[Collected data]
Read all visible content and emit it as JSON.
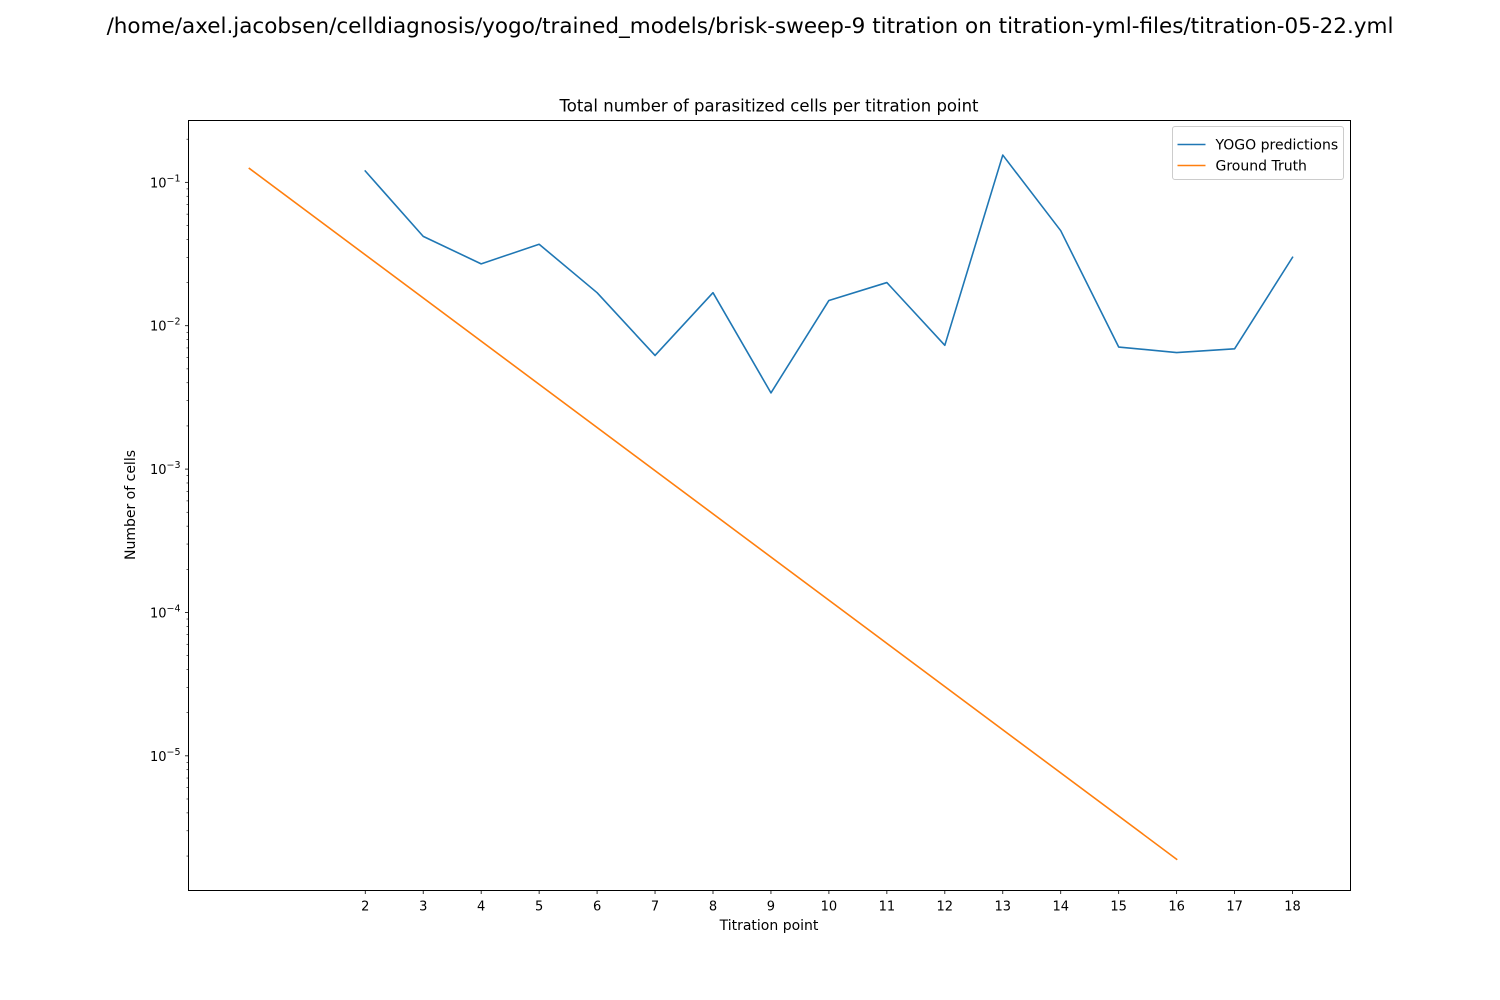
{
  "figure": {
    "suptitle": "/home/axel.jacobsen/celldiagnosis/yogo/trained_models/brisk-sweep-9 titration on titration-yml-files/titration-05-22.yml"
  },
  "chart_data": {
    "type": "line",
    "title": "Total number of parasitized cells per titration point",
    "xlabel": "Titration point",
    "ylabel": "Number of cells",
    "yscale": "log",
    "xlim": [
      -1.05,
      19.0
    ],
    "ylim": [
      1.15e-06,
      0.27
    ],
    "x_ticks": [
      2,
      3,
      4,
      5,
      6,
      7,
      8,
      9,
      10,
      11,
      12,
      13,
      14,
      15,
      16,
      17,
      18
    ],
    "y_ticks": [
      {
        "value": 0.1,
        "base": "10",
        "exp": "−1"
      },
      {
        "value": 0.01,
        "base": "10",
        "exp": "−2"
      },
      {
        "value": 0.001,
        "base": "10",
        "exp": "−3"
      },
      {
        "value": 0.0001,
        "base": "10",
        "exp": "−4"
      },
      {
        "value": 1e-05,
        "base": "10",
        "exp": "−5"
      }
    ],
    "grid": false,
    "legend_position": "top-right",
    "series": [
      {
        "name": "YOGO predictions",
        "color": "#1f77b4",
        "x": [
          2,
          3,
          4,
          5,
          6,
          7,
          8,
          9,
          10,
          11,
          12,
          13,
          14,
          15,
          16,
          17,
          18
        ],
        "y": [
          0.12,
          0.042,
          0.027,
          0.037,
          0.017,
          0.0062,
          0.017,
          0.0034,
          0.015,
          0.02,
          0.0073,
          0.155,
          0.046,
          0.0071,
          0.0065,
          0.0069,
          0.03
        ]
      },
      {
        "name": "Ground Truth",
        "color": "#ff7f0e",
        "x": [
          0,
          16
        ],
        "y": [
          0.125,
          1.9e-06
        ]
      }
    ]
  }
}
* * *
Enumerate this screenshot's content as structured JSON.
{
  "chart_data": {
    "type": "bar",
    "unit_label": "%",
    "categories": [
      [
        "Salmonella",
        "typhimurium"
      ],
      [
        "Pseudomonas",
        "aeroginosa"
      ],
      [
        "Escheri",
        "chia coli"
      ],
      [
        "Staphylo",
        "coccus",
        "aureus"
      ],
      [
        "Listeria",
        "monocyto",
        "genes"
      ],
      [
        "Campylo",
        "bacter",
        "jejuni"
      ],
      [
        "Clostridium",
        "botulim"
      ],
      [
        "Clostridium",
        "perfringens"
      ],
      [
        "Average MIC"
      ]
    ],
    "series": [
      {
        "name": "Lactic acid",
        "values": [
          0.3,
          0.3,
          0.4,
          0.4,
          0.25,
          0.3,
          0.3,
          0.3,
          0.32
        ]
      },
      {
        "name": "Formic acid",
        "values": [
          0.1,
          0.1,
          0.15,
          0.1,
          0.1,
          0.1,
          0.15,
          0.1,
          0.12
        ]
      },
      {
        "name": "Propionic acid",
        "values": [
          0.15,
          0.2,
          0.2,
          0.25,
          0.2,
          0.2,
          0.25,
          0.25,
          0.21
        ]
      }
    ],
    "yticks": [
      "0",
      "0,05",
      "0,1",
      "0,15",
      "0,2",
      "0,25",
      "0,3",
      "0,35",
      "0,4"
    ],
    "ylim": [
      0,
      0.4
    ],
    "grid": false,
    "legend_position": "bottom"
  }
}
---
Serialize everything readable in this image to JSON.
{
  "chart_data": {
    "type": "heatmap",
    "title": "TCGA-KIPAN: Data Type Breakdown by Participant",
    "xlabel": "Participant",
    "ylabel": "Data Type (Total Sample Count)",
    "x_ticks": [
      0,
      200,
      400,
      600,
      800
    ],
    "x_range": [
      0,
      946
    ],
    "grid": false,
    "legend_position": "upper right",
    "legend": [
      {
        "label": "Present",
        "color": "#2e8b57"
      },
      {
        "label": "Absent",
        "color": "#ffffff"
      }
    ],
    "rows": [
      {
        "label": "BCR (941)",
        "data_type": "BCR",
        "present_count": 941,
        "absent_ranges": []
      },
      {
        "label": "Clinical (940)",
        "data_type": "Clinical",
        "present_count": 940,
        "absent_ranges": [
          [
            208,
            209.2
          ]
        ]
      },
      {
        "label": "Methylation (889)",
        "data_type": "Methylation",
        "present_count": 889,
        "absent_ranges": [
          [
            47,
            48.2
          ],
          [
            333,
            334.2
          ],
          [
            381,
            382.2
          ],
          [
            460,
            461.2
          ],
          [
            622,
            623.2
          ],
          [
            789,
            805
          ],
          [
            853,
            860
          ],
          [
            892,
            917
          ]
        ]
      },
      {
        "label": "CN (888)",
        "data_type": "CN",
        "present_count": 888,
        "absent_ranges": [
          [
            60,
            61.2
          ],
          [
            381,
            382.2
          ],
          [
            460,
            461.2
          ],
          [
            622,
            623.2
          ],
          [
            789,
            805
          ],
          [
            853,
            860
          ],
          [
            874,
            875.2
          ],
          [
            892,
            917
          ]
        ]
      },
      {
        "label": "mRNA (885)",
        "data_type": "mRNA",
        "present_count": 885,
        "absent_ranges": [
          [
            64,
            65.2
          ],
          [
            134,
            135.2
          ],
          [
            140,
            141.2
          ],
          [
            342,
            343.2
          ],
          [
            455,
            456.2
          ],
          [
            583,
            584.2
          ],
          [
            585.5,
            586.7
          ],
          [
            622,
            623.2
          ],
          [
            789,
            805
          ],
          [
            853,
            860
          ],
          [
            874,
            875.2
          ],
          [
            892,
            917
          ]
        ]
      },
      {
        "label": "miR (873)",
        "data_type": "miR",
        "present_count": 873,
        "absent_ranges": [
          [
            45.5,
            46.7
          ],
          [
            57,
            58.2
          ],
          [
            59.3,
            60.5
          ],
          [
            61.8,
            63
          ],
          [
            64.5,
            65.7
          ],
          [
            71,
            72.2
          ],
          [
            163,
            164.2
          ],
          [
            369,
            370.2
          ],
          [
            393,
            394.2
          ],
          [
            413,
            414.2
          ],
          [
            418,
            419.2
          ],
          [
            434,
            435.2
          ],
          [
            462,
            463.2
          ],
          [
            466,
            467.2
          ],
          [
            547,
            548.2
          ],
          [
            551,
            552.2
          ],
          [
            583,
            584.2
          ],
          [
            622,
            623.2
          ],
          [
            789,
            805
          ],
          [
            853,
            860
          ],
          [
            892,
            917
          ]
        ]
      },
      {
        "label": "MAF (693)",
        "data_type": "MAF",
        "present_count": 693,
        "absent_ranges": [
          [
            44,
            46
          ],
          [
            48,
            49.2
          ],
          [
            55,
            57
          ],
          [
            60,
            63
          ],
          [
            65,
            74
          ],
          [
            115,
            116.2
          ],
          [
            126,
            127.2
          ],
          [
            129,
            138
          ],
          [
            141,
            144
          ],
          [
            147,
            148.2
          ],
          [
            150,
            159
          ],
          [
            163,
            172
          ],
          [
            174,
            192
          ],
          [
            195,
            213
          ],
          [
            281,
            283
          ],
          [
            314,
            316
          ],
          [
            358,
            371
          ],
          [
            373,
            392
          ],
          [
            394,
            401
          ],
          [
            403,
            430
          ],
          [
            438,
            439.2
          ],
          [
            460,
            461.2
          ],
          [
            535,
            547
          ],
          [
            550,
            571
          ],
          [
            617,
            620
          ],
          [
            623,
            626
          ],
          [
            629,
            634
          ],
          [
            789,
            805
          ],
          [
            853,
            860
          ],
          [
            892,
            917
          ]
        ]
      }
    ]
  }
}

▶ [Problem to work on]
Please go through the data above and copy every line that has the word "Methylation".

▶ [Result for this exercise]
        "label": "Methylation (889)",
        "data_type": "Methylation",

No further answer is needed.